Directions for this task: Set down each entry exactly as given; pictures should not appear in the copy.
** Begin **
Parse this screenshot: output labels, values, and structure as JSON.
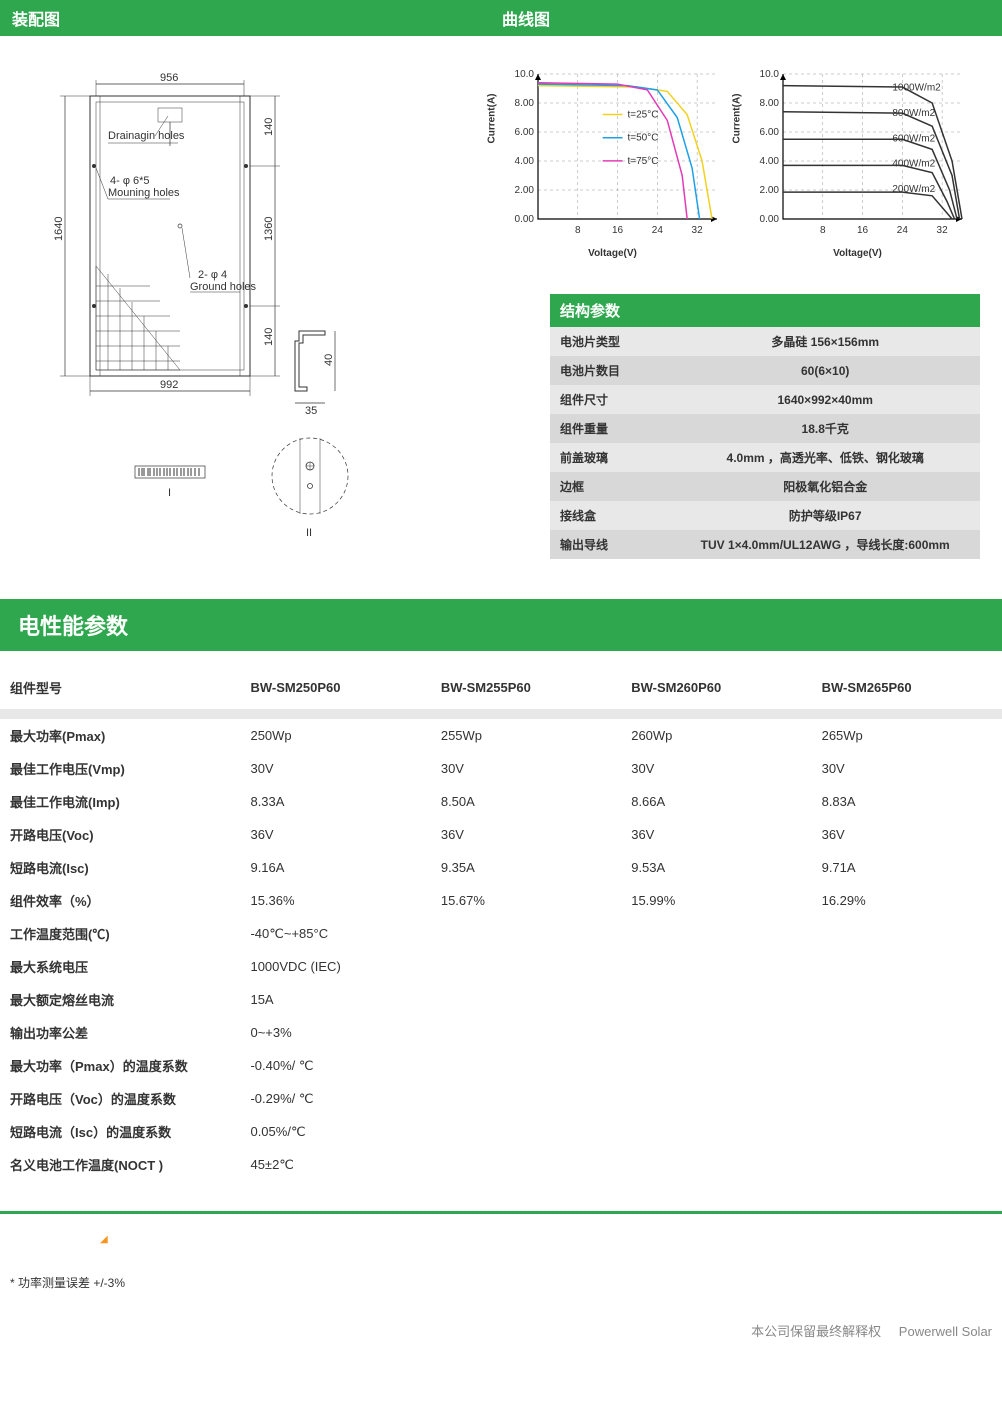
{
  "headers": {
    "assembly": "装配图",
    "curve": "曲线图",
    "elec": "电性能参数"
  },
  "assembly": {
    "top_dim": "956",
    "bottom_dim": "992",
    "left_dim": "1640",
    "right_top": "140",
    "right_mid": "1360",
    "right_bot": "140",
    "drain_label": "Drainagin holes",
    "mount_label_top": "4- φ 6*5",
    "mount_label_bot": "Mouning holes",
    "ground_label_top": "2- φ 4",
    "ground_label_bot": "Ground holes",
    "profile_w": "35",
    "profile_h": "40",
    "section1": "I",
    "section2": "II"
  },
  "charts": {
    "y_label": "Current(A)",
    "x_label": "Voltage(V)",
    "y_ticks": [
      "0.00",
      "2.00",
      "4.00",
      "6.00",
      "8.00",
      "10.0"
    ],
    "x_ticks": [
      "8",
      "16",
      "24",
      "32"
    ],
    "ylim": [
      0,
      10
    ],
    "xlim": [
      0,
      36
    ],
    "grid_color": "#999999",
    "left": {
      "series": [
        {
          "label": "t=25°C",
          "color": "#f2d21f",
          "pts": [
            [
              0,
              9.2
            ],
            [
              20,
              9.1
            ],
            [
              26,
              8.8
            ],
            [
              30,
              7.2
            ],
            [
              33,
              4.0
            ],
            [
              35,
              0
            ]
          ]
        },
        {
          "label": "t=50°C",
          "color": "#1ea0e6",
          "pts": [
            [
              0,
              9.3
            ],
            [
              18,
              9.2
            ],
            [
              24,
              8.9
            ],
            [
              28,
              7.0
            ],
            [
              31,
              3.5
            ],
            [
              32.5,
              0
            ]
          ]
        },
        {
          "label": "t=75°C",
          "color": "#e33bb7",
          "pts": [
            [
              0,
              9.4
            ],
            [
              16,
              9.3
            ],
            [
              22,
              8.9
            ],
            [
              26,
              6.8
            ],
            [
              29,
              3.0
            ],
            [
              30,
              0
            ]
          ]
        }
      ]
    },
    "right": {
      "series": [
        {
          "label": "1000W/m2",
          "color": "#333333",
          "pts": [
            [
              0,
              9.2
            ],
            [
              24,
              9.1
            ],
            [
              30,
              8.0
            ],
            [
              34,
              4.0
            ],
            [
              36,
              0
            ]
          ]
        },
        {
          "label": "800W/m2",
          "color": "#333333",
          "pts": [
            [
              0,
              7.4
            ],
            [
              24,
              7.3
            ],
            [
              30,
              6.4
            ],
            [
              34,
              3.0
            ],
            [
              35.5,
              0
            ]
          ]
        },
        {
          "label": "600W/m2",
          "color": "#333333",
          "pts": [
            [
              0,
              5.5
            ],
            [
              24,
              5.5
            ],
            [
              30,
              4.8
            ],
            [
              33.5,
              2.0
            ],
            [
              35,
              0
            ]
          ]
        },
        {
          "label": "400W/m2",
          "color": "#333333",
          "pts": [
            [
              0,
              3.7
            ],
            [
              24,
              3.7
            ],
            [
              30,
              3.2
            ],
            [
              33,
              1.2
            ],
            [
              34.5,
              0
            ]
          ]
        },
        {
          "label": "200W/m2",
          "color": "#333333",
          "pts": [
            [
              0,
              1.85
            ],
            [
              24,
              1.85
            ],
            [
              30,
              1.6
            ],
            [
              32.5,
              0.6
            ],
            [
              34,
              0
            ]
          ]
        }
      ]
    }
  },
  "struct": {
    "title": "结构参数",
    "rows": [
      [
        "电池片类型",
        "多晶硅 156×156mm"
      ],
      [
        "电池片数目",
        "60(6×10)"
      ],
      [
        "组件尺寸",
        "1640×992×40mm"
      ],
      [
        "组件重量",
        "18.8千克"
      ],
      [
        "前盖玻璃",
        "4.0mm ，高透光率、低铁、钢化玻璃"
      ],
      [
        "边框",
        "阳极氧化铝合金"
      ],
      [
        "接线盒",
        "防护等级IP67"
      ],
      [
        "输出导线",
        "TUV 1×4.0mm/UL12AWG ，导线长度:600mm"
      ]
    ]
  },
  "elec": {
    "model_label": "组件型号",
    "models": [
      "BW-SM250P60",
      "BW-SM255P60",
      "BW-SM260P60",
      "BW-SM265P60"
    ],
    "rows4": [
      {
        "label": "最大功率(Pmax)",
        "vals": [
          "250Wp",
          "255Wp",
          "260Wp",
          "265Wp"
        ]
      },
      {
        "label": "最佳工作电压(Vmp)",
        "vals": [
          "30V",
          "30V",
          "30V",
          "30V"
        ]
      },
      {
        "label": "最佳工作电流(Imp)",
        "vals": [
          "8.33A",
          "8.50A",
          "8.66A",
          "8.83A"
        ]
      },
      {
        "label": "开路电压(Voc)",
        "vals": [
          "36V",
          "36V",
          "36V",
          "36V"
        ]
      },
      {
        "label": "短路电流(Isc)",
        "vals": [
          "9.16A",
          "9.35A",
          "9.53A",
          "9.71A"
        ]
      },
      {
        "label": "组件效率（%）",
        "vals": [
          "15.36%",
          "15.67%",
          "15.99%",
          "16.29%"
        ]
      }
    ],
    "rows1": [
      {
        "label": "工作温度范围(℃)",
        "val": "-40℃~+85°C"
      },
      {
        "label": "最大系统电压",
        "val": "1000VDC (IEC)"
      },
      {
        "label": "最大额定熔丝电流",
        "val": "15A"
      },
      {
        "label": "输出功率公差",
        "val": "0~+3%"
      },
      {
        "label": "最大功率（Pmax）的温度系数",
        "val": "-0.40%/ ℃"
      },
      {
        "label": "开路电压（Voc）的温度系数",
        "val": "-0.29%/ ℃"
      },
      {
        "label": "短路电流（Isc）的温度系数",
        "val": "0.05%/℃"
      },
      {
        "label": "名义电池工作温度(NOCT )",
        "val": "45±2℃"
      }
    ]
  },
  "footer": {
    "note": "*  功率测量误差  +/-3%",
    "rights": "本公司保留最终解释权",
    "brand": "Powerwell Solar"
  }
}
** End **
Solution below:
Parse this screenshot: output labels, values, and structure as JSON.
{
  "headers": {
    "assembly": "装配图",
    "curve": "曲线图",
    "elec": "电性能参数"
  },
  "assembly": {
    "top_dim": "956",
    "bottom_dim": "992",
    "left_dim": "1640",
    "right_top": "140",
    "right_mid": "1360",
    "right_bot": "140",
    "drain_label": "Drainagin holes",
    "mount_label_top": "4- φ 6*5",
    "mount_label_bot": "Mouning holes",
    "ground_label_top": "2- φ 4",
    "ground_label_bot": "Ground holes",
    "profile_w": "35",
    "profile_h": "40",
    "section1": "I",
    "section2": "II"
  },
  "charts": {
    "y_label": "Current(A)",
    "x_label": "Voltage(V)",
    "y_ticks": [
      "0.00",
      "2.00",
      "4.00",
      "6.00",
      "8.00",
      "10.0"
    ],
    "x_ticks": [
      "8",
      "16",
      "24",
      "32"
    ],
    "ylim": [
      0,
      10
    ],
    "xlim": [
      0,
      36
    ],
    "grid_color": "#999999",
    "left": {
      "series": [
        {
          "label": "t=25°C",
          "color": "#f2d21f",
          "pts": [
            [
              0,
              9.2
            ],
            [
              20,
              9.1
            ],
            [
              26,
              8.8
            ],
            [
              30,
              7.2
            ],
            [
              33,
              4.0
            ],
            [
              35,
              0
            ]
          ]
        },
        {
          "label": "t=50°C",
          "color": "#1ea0e6",
          "pts": [
            [
              0,
              9.3
            ],
            [
              18,
              9.2
            ],
            [
              24,
              8.9
            ],
            [
              28,
              7.0
            ],
            [
              31,
              3.5
            ],
            [
              32.5,
              0
            ]
          ]
        },
        {
          "label": "t=75°C",
          "color": "#e33bb7",
          "pts": [
            [
              0,
              9.4
            ],
            [
              16,
              9.3
            ],
            [
              22,
              8.9
            ],
            [
              26,
              6.8
            ],
            [
              29,
              3.0
            ],
            [
              30,
              0
            ]
          ]
        }
      ]
    },
    "right": {
      "series": [
        {
          "label": "1000W/m2",
          "color": "#333333",
          "pts": [
            [
              0,
              9.2
            ],
            [
              24,
              9.1
            ],
            [
              30,
              8.0
            ],
            [
              34,
              4.0
            ],
            [
              36,
              0
            ]
          ]
        },
        {
          "label": "800W/m2",
          "color": "#333333",
          "pts": [
            [
              0,
              7.4
            ],
            [
              24,
              7.3
            ],
            [
              30,
              6.4
            ],
            [
              34,
              3.0
            ],
            [
              35.5,
              0
            ]
          ]
        },
        {
          "label": "600W/m2",
          "color": "#333333",
          "pts": [
            [
              0,
              5.5
            ],
            [
              24,
              5.5
            ],
            [
              30,
              4.8
            ],
            [
              33.5,
              2.0
            ],
            [
              35,
              0
            ]
          ]
        },
        {
          "label": "400W/m2",
          "color": "#333333",
          "pts": [
            [
              0,
              3.7
            ],
            [
              24,
              3.7
            ],
            [
              30,
              3.2
            ],
            [
              33,
              1.2
            ],
            [
              34.5,
              0
            ]
          ]
        },
        {
          "label": "200W/m2",
          "color": "#333333",
          "pts": [
            [
              0,
              1.85
            ],
            [
              24,
              1.85
            ],
            [
              30,
              1.6
            ],
            [
              32.5,
              0.6
            ],
            [
              34,
              0
            ]
          ]
        }
      ]
    }
  },
  "struct": {
    "title": "结构参数",
    "rows": [
      [
        "电池片类型",
        "多晶硅 156×156mm"
      ],
      [
        "电池片数目",
        "60(6×10)"
      ],
      [
        "组件尺寸",
        "1640×992×40mm"
      ],
      [
        "组件重量",
        "18.8千克"
      ],
      [
        "前盖玻璃",
        "4.0mm ，高透光率、低铁、钢化玻璃"
      ],
      [
        "边框",
        "阳极氧化铝合金"
      ],
      [
        "接线盒",
        "防护等级IP67"
      ],
      [
        "输出导线",
        "TUV 1×4.0mm/UL12AWG ，导线长度:600mm"
      ]
    ]
  },
  "elec": {
    "model_label": "组件型号",
    "models": [
      "BW-SM250P60",
      "BW-SM255P60",
      "BW-SM260P60",
      "BW-SM265P60"
    ],
    "rows4": [
      {
        "label": "最大功率(Pmax)",
        "vals": [
          "250Wp",
          "255Wp",
          "260Wp",
          "265Wp"
        ]
      },
      {
        "label": "最佳工作电压(Vmp)",
        "vals": [
          "30V",
          "30V",
          "30V",
          "30V"
        ]
      },
      {
        "label": "最佳工作电流(Imp)",
        "vals": [
          "8.33A",
          "8.50A",
          "8.66A",
          "8.83A"
        ]
      },
      {
        "label": "开路电压(Voc)",
        "vals": [
          "36V",
          "36V",
          "36V",
          "36V"
        ]
      },
      {
        "label": "短路电流(Isc)",
        "vals": [
          "9.16A",
          "9.35A",
          "9.53A",
          "9.71A"
        ]
      },
      {
        "label": "组件效率（%）",
        "vals": [
          "15.36%",
          "15.67%",
          "15.99%",
          "16.29%"
        ]
      }
    ],
    "rows1": [
      {
        "label": "工作温度范围(℃)",
        "val": "-40℃~+85°C"
      },
      {
        "label": "最大系统电压",
        "val": "1000VDC (IEC)"
      },
      {
        "label": "最大额定熔丝电流",
        "val": "15A"
      },
      {
        "label": "输出功率公差",
        "val": "0~+3%"
      },
      {
        "label": "最大功率（Pmax）的温度系数",
        "val": "-0.40%/ ℃"
      },
      {
        "label": "开路电压（Voc）的温度系数",
        "val": "-0.29%/ ℃"
      },
      {
        "label": "短路电流（Isc）的温度系数",
        "val": "0.05%/℃"
      },
      {
        "label": "名义电池工作温度(NOCT )",
        "val": "45±2℃"
      }
    ]
  },
  "footer": {
    "note": "*  功率测量误差  +/-3%",
    "rights": "本公司保留最终解释权",
    "brand": "Powerwell Solar"
  }
}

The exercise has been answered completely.